== Records for this exercise

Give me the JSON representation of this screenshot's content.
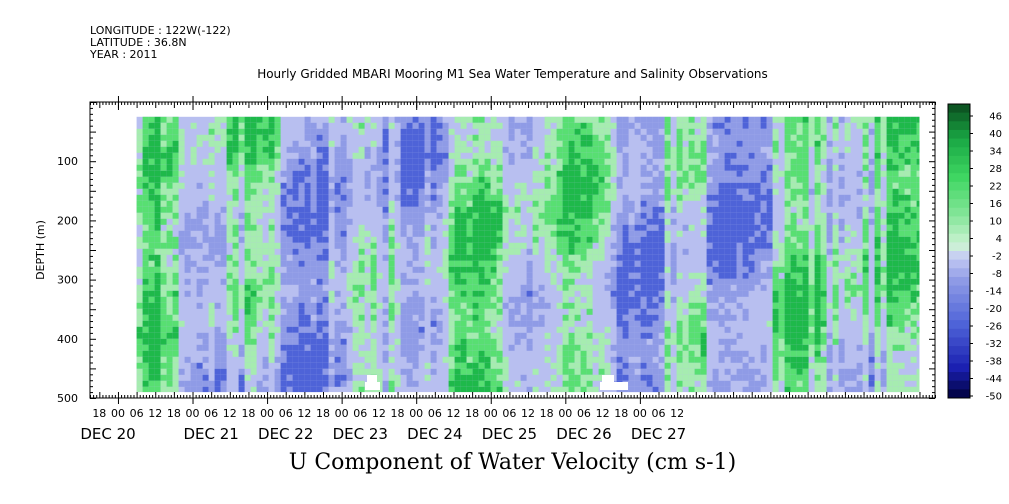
{
  "header": {
    "longitude": "LONGITUDE : 122W(-122)",
    "latitude": "LATITUDE : 36.8N",
    "year": "YEAR : 2011",
    "title": "Hourly Gridded MBARI Mooring M1 Sea Water Temperature and Salinity Observations"
  },
  "chart_data": {
    "type": "heatmap",
    "title": "Hourly Gridded MBARI Mooring M1 Sea Water Temperature and Salinity Observations",
    "xlabel": "U Component of Water Velocity (cm s-1)",
    "ylabel": "DEPTH (m)",
    "x_tick_labels": [
      "18",
      "00",
      "06",
      "12",
      "18",
      "00",
      "06",
      "12",
      "18",
      "00",
      "06",
      "12",
      "18",
      "00",
      "06",
      "12",
      "18",
      "00",
      "06",
      "12",
      "18",
      "00",
      "06",
      "12",
      "18",
      "00",
      "06",
      "12",
      "18",
      "00",
      "06",
      "12"
    ],
    "x_day_labels": [
      "DEC 20",
      "DEC 21",
      "DEC 22",
      "DEC 23",
      "DEC 24",
      "DEC 25",
      "DEC 26",
      "DEC 27"
    ],
    "y_ticks": [
      100,
      200,
      300,
      400,
      500
    ],
    "y_tick_labels": [
      "100",
      "200",
      "300",
      "400",
      "500"
    ],
    "ylim": [
      500,
      0
    ],
    "xlim_hours": [
      -9,
      263
    ],
    "data_start_hour": 6,
    "data_end_hour": 258,
    "data_depth_range": [
      25,
      490
    ],
    "colorbar_labels": [
      "46",
      "40",
      "34",
      "28",
      "22",
      "16",
      "10",
      "4",
      "-2",
      "-8",
      "-14",
      "-20",
      "-26",
      "-32",
      "-38",
      "-44",
      "-50"
    ],
    "colorbar_range": [
      -50,
      52
    ],
    "colors": {
      "negative_light": "#b8bff0",
      "negative_mid": "#8f9be6",
      "negative_dark": "#4e63d8",
      "positive_light": "#a6ecb0",
      "positive_mid": "#58df72",
      "positive_dark": "#1eb94a"
    }
  }
}
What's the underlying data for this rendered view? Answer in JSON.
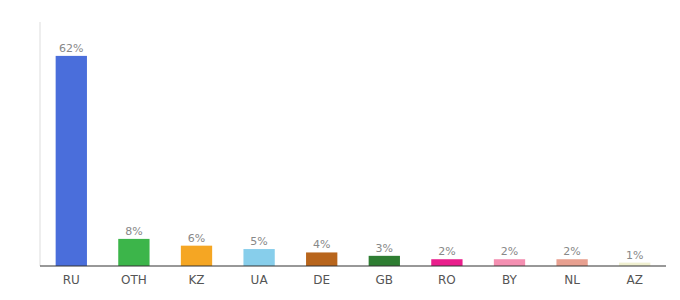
{
  "chart_data": {
    "type": "bar",
    "categories": [
      "RU",
      "OTH",
      "KZ",
      "UA",
      "DE",
      "GB",
      "RO",
      "BY",
      "NL",
      "AZ"
    ],
    "values": [
      62,
      8,
      6,
      5,
      4,
      3,
      2,
      2,
      2,
      1
    ],
    "value_labels": [
      "62%",
      "8%",
      "6%",
      "5%",
      "4%",
      "3%",
      "2%",
      "2%",
      "2%",
      "1%"
    ],
    "colors": [
      "#4A6EDB",
      "#3CB54A",
      "#F5A623",
      "#87CEEB",
      "#B8651C",
      "#2E7D32",
      "#E91E8C",
      "#F48FB1",
      "#E8A090",
      "#F0F0D0"
    ],
    "ylim": [
      0,
      72
    ],
    "data_labels": true,
    "tick_labels": "x"
  }
}
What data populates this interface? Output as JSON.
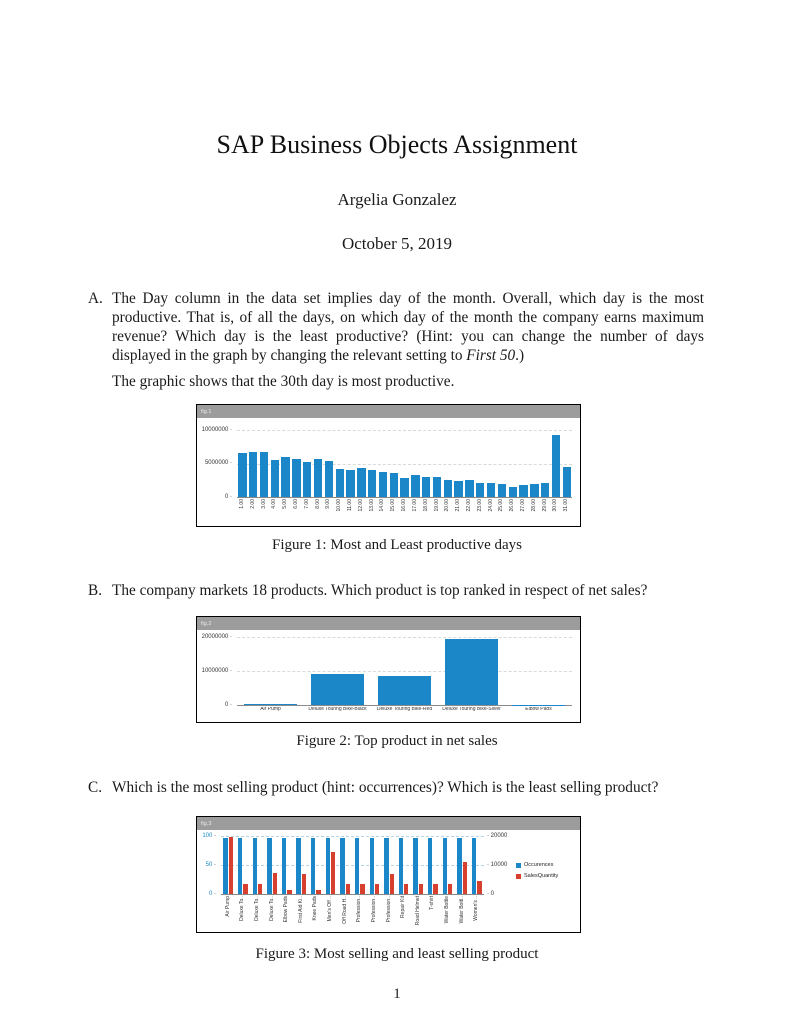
{
  "doc": {
    "title": "SAP Business Objects Assignment",
    "author": "Argelia Gonzalez",
    "date": "October 5, 2019",
    "page_number": "1"
  },
  "items": {
    "a": {
      "label": "A.",
      "text_before": "The Day column in the data set implies day of the month.  Overall, which day is the most productive.  That is, of all the days, on which day of the month the company earns maximum revenue? Which day is the least productive? (Hint: you can change the number of days displayed in the graph by changing the relevant setting to ",
      "text_italic": "First 50",
      "text_after": ".)",
      "paragraph2": "The graphic shows that the 30th day is most productive."
    },
    "b": {
      "label": "B.",
      "text": "The company markets 18 products. Which product is top ranked in respect of net sales?"
    },
    "c": {
      "label": "C.",
      "text": "Which is the most selling product (hint: occurrences)? Which is the least selling product?"
    }
  },
  "figures": [
    {
      "caption": "Figure 1: Most and Least productive days"
    },
    {
      "caption": "Figure 2: Top product in net sales"
    },
    {
      "caption": "Figure 3: Most selling and least selling product"
    }
  ],
  "chart_data": [
    {
      "type": "bar",
      "header_label": "fig.1",
      "header_color": "#9c9c9c",
      "categories": [
        "1.00",
        "2.00",
        "3.00",
        "4.00",
        "5.00",
        "6.00",
        "7.00",
        "8.00",
        "9.00",
        "10.00",
        "11.00",
        "12.00",
        "13.00",
        "14.00",
        "15.00",
        "16.00",
        "17.00",
        "18.00",
        "19.00",
        "20.00",
        "21.00",
        "22.00",
        "23.00",
        "24.00",
        "25.00",
        "26.00",
        "27.00",
        "28.00",
        "29.00",
        "30.00",
        "31.00"
      ],
      "series": [
        {
          "color": "#1b87c8",
          "values": [
            6500000,
            6750000,
            6750000,
            5500000,
            5900000,
            5650000,
            5300000,
            5650000,
            5350000,
            4250000,
            4000000,
            4400000,
            4050000,
            3700000,
            3600000,
            2900000,
            3300000,
            3050000,
            2950000,
            2600000,
            2350000,
            2500000,
            2050000,
            2050000,
            1950000,
            1550000,
            1750000,
            1900000,
            2150000,
            9200000,
            4500000
          ]
        }
      ],
      "ylim": [
        0,
        10000000
      ],
      "yticks": [
        0,
        5000000,
        10000000
      ],
      "ytick_labels": [
        "0",
        "5000000",
        "10000000"
      ],
      "grid": "dashed"
    },
    {
      "type": "bar",
      "header_label": "fig.2",
      "header_color": "#9c9c9c",
      "categories": [
        "Air Pump",
        "Deluxe Touring Bike-Black",
        "Deluxe Touring Bike-Red",
        "Deluxe Touring Bike-Silver",
        "Elbow Pads"
      ],
      "series": [
        {
          "color": "#1b87c8",
          "values": [
            300000,
            9000000,
            8600000,
            19500000,
            120000
          ]
        }
      ],
      "ylim": [
        0,
        20000000
      ],
      "yticks": [
        0,
        10000000,
        20000000
      ],
      "ytick_labels": [
        "0",
        "10000000",
        "20000000"
      ],
      "grid": "dashed"
    },
    {
      "type": "bar",
      "header_label": "fig.3",
      "header_color": "#9c9c9c",
      "categories": [
        "Air Pump",
        "Deluxe To..",
        "Deluxe To..",
        "Deluxe To..",
        "Elbow Pads",
        "First Aid Ki..",
        "Knee Pads",
        "Men's Off ..",
        "Off Road H..",
        "Profession..",
        "Profession..",
        "Profession..",
        "Repair Kit",
        "Road Helmet",
        "T-shirt",
        "Water Bottle",
        "Water Bottl..",
        "Women's .."
      ],
      "series": [
        {
          "name": "Occurences",
          "axis": "left",
          "color": "#1b87c8",
          "values": [
            97,
            97,
            97,
            97,
            97,
            97,
            97,
            97,
            97,
            97,
            97,
            97,
            97,
            97,
            97,
            97,
            97,
            97
          ]
        },
        {
          "name": "SalesQuantity",
          "axis": "right",
          "color": "#d6402f",
          "values": [
            19500,
            3400,
            3400,
            7400,
            1300,
            7000,
            1400,
            14500,
            3400,
            3500,
            3500,
            7000,
            3400,
            3400,
            3400,
            3400,
            11000,
            4600
          ]
        }
      ],
      "left_axis": {
        "lim": [
          0,
          100
        ],
        "ticks": [
          0,
          50,
          100
        ],
        "labels": [
          "0",
          "50",
          "100"
        ],
        "color": "#1b87c8"
      },
      "right_axis": {
        "lim": [
          0,
          20000
        ],
        "ticks": [
          0,
          10000,
          20000
        ],
        "labels": [
          "0",
          "10000",
          "20000"
        ],
        "color": "#333333"
      },
      "legend": [
        "Occurences",
        "SalesQuantity"
      ],
      "grid": "dashed"
    }
  ]
}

====

:: Short exercise ::
Leave the pictures out, and transcribe each of the records exactly.

:: Full answer ::
Give me the JSON representation of this screenshot's content.
{
  "header": {
    "longitude": "LONGITUDE : 122W(-122)",
    "latitude": "LATITUDE : 36.8N",
    "year": "YEAR : 2011",
    "title": "Hourly Gridded MBARI Mooring M1 Sea Water Temperature and Salinity Observations"
  },
  "chart_data": {
    "type": "heatmap",
    "title": "Hourly Gridded MBARI Mooring M1 Sea Water Temperature and Salinity Observations",
    "xlabel": "U Component of Water Velocity (cm s-1)",
    "ylabel": "DEPTH (m)",
    "x_tick_labels": [
      "18",
      "00",
      "06",
      "12",
      "18",
      "00",
      "06",
      "12",
      "18",
      "00",
      "06",
      "12",
      "18",
      "00",
      "06",
      "12",
      "18",
      "00",
      "06",
      "12",
      "18",
      "00",
      "06",
      "12",
      "18",
      "00",
      "06",
      "12",
      "18",
      "00",
      "06",
      "12"
    ],
    "x_day_labels": [
      "DEC 20",
      "DEC 21",
      "DEC 22",
      "DEC 23",
      "DEC 24",
      "DEC 25",
      "DEC 26",
      "DEC 27"
    ],
    "y_ticks": [
      100,
      200,
      300,
      400,
      500
    ],
    "y_tick_labels": [
      "100",
      "200",
      "300",
      "400",
      "500"
    ],
    "ylim": [
      500,
      0
    ],
    "xlim_hours": [
      -9,
      263
    ],
    "data_start_hour": 6,
    "data_end_hour": 258,
    "data_depth_range": [
      25,
      490
    ],
    "colorbar_labels": [
      "46",
      "40",
      "34",
      "28",
      "22",
      "16",
      "10",
      "4",
      "-2",
      "-8",
      "-14",
      "-20",
      "-26",
      "-32",
      "-38",
      "-44",
      "-50"
    ],
    "colorbar_range": [
      -50,
      52
    ],
    "colors": {
      "negative_light": "#b8bff0",
      "negative_mid": "#8f9be6",
      "negative_dark": "#4e63d8",
      "positive_light": "#a6ecb0",
      "positive_mid": "#58df72",
      "positive_dark": "#1eb94a"
    }
  }
}
What's the underlying data for this rendered view? Answer in JSON.
{
  "chart_data": {
    "type": "bar",
    "categories": [
      "RU",
      "OTH",
      "KZ",
      "UA",
      "DE",
      "GB",
      "RO",
      "BY",
      "NL",
      "AZ"
    ],
    "values": [
      62,
      8,
      6,
      5,
      4,
      3,
      2,
      2,
      2,
      1
    ],
    "value_labels": [
      "62%",
      "8%",
      "6%",
      "5%",
      "4%",
      "3%",
      "2%",
      "2%",
      "2%",
      "1%"
    ],
    "colors": [
      "#4A6EDB",
      "#3CB54A",
      "#F5A623",
      "#87CEEB",
      "#B8651C",
      "#2E7D32",
      "#E91E8C",
      "#F48FB1",
      "#E8A090",
      "#F0F0D0"
    ],
    "ylim": [
      0,
      72
    ],
    "data_labels": true,
    "tick_labels": "x"
  }
}
What data populates this interface? Output as JSON.
{
  "doc": {
    "title": "SAP Business Objects Assignment",
    "author": "Argelia Gonzalez",
    "date": "October 5, 2019",
    "page_number": "1"
  },
  "items": {
    "a": {
      "label": "A.",
      "text_before": "The Day column in the data set implies day of the month.  Overall, which day is the most productive.  That is, of all the days, on which day of the month the company earns maximum revenue? Which day is the least productive? (Hint: you can change the number of days displayed in the graph by changing the relevant setting to ",
      "text_italic": "First 50",
      "text_after": ".)",
      "paragraph2": "The graphic shows that the 30th day is most productive."
    },
    "b": {
      "label": "B.",
      "text": "The company markets 18 products. Which product is top ranked in respect of net sales?"
    },
    "c": {
      "label": "C.",
      "text": "Which is the most selling product (hint: occurrences)? Which is the least selling product?"
    }
  },
  "figures": [
    {
      "caption": "Figure 1: Most and Least productive days"
    },
    {
      "caption": "Figure 2: Top product in net sales"
    },
    {
      "caption": "Figure 3: Most selling and least selling product"
    }
  ],
  "chart_data": [
    {
      "type": "bar",
      "header_label": "fig.1",
      "header_color": "#9c9c9c",
      "categories": [
        "1.00",
        "2.00",
        "3.00",
        "4.00",
        "5.00",
        "6.00",
        "7.00",
        "8.00",
        "9.00",
        "10.00",
        "11.00",
        "12.00",
        "13.00",
        "14.00",
        "15.00",
        "16.00",
        "17.00",
        "18.00",
        "19.00",
        "20.00",
        "21.00",
        "22.00",
        "23.00",
        "24.00",
        "25.00",
        "26.00",
        "27.00",
        "28.00",
        "29.00",
        "30.00",
        "31.00"
      ],
      "series": [
        {
          "color": "#1b87c8",
          "values": [
            6500000,
            6750000,
            6750000,
            5500000,
            5900000,
            5650000,
            5300000,
            5650000,
            5350000,
            4250000,
            4000000,
            4400000,
            4050000,
            3700000,
            3600000,
            2900000,
            3300000,
            3050000,
            2950000,
            2600000,
            2350000,
            2500000,
            2050000,
            2050000,
            1950000,
            1550000,
            1750000,
            1900000,
            2150000,
            9200000,
            4500000
          ]
        }
      ],
      "ylim": [
        0,
        10000000
      ],
      "yticks": [
        0,
        5000000,
        10000000
      ],
      "ytick_labels": [
        "0",
        "5000000",
        "10000000"
      ],
      "grid": "dashed"
    },
    {
      "type": "bar",
      "header_label": "fig.2",
      "header_color": "#9c9c9c",
      "categories": [
        "Air Pump",
        "Deluxe Touring Bike-Black",
        "Deluxe Touring Bike-Red",
        "Deluxe Touring Bike-Silver",
        "Elbow Pads"
      ],
      "series": [
        {
          "color": "#1b87c8",
          "values": [
            300000,
            9000000,
            8600000,
            19500000,
            120000
          ]
        }
      ],
      "ylim": [
        0,
        20000000
      ],
      "yticks": [
        0,
        10000000,
        20000000
      ],
      "ytick_labels": [
        "0",
        "10000000",
        "20000000"
      ],
      "grid": "dashed"
    },
    {
      "type": "bar",
      "header_label": "fig.3",
      "header_color": "#9c9c9c",
      "categories": [
        "Air Pump",
        "Deluxe To..",
        "Deluxe To..",
        "Deluxe To..",
        "Elbow Pads",
        "First Aid Ki..",
        "Knee Pads",
        "Men's Off ..",
        "Off Road H..",
        "Profession..",
        "Profession..",
        "Profession..",
        "Repair Kit",
        "Road Helmet",
        "T-shirt",
        "Water Bottle",
        "Water Bottl..",
        "Women's .."
      ],
      "series": [
        {
          "name": "Occurences",
          "axis": "left",
          "color": "#1b87c8",
          "values": [
            97,
            97,
            97,
            97,
            97,
            97,
            97,
            97,
            97,
            97,
            97,
            97,
            97,
            97,
            97,
            97,
            97,
            97
          ]
        },
        {
          "name": "SalesQuantity",
          "axis": "right",
          "color": "#d6402f",
          "values": [
            19500,
            3400,
            3400,
            7400,
            1300,
            7000,
            1400,
            14500,
            3400,
            3500,
            3500,
            7000,
            3400,
            3400,
            3400,
            3400,
            11000,
            4600
          ]
        }
      ],
      "left_axis": {
        "lim": [
          0,
          100
        ],
        "ticks": [
          0,
          50,
          100
        ],
        "labels": [
          "0",
          "50",
          "100"
        ],
        "color": "#1b87c8"
      },
      "right_axis": {
        "lim": [
          0,
          20000
        ],
        "ticks": [
          0,
          10000,
          20000
        ],
        "labels": [
          "0",
          "10000",
          "20000"
        ],
        "color": "#333333"
      },
      "legend": [
        "Occurences",
        "SalesQuantity"
      ],
      "grid": "dashed"
    }
  ]
}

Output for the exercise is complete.